EXERCISE DESCRIPTION: From the entries that follow, pick out all lines holding "Create".

* BEGIN DATA PROVIDED *

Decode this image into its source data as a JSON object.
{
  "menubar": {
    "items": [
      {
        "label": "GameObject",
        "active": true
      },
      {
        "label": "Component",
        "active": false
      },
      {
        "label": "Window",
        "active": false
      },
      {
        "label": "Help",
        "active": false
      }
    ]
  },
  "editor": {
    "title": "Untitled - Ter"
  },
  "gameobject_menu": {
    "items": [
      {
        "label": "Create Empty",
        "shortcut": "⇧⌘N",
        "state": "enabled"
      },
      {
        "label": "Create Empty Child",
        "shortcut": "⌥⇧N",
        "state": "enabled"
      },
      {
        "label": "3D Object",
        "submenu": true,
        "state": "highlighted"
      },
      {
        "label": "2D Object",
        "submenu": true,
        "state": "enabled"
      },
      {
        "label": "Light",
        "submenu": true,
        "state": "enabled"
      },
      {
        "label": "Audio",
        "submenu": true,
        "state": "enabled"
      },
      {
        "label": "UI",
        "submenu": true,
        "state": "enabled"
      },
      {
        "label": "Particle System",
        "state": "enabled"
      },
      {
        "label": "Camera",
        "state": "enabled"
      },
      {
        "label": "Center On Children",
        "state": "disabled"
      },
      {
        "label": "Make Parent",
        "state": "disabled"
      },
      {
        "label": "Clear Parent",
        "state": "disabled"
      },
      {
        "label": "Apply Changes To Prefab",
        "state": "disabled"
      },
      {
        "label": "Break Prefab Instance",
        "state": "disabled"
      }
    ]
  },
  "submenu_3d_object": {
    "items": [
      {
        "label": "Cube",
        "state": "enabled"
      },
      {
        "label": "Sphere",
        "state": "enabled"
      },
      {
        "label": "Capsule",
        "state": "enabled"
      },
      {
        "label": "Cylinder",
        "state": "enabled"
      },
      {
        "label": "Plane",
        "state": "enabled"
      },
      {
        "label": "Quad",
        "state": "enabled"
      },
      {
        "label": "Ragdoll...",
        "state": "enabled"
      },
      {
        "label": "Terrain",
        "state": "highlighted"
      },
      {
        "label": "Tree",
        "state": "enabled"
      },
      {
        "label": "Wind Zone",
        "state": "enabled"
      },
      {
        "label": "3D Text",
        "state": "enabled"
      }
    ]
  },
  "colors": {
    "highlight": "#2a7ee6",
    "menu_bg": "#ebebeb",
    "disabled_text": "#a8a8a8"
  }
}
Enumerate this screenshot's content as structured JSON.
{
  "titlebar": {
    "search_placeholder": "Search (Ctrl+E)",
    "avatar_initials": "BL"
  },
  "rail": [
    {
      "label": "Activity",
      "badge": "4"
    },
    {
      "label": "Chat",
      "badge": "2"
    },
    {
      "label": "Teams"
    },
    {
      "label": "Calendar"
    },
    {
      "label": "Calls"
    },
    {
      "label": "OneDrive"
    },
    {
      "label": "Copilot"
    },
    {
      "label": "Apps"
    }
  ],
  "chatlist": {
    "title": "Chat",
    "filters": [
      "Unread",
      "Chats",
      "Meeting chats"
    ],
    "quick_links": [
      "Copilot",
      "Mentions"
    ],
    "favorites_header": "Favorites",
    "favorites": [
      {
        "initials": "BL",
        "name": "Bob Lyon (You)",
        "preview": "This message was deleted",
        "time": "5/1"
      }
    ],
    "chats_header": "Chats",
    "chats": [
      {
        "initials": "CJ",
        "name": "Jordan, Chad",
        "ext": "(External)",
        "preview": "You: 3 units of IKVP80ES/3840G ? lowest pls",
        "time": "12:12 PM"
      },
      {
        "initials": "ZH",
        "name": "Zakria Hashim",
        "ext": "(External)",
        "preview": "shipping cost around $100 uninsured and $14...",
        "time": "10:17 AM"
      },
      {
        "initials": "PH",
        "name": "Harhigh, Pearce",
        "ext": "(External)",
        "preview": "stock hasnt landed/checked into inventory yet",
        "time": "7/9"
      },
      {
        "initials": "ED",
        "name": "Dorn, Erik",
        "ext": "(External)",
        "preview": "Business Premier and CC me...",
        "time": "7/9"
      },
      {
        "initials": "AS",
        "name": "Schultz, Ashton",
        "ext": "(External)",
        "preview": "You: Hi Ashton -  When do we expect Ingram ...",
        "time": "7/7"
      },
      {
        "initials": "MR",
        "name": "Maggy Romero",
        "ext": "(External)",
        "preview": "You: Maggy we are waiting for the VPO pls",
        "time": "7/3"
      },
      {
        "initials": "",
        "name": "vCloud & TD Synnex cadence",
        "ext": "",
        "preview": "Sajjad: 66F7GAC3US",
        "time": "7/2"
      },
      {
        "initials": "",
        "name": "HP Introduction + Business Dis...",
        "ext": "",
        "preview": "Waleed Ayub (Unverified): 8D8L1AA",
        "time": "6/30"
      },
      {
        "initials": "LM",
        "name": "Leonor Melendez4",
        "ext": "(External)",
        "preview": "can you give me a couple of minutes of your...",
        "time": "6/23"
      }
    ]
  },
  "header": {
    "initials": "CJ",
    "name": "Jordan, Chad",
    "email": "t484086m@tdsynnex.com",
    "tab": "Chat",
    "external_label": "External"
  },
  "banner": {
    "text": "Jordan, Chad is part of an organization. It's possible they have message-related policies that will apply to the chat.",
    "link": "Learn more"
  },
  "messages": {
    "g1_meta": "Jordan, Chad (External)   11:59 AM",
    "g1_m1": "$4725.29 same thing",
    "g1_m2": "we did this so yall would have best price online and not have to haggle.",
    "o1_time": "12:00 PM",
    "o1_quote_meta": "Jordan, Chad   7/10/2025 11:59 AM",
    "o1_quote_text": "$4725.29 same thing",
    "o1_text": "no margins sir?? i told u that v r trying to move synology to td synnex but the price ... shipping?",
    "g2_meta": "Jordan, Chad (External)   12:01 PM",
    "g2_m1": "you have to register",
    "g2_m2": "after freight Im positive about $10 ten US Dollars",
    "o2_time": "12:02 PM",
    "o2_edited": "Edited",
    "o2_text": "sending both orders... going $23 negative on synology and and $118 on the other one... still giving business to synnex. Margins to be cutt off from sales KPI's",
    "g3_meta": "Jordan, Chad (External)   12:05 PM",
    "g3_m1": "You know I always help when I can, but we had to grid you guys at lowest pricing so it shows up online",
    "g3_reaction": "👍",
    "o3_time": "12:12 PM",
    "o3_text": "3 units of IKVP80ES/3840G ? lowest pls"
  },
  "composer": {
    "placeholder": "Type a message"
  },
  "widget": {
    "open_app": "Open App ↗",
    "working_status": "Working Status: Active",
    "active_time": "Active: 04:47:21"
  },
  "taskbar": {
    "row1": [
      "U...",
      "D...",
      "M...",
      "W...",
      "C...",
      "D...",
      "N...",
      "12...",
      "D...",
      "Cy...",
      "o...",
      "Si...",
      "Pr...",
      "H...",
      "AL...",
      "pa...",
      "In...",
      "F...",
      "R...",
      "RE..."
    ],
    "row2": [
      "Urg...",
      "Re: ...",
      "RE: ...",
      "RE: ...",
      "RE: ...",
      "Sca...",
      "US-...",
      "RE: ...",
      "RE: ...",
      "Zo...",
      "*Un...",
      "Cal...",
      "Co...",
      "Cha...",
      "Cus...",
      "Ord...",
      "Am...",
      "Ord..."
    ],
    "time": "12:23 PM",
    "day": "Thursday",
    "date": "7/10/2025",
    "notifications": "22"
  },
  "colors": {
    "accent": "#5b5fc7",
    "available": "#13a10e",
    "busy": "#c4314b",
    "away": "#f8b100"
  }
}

* END DATA PROVIDED *

RESULT FOR THIS TASK:
        "label": "Create Empty",
        "label": "Create Empty Child",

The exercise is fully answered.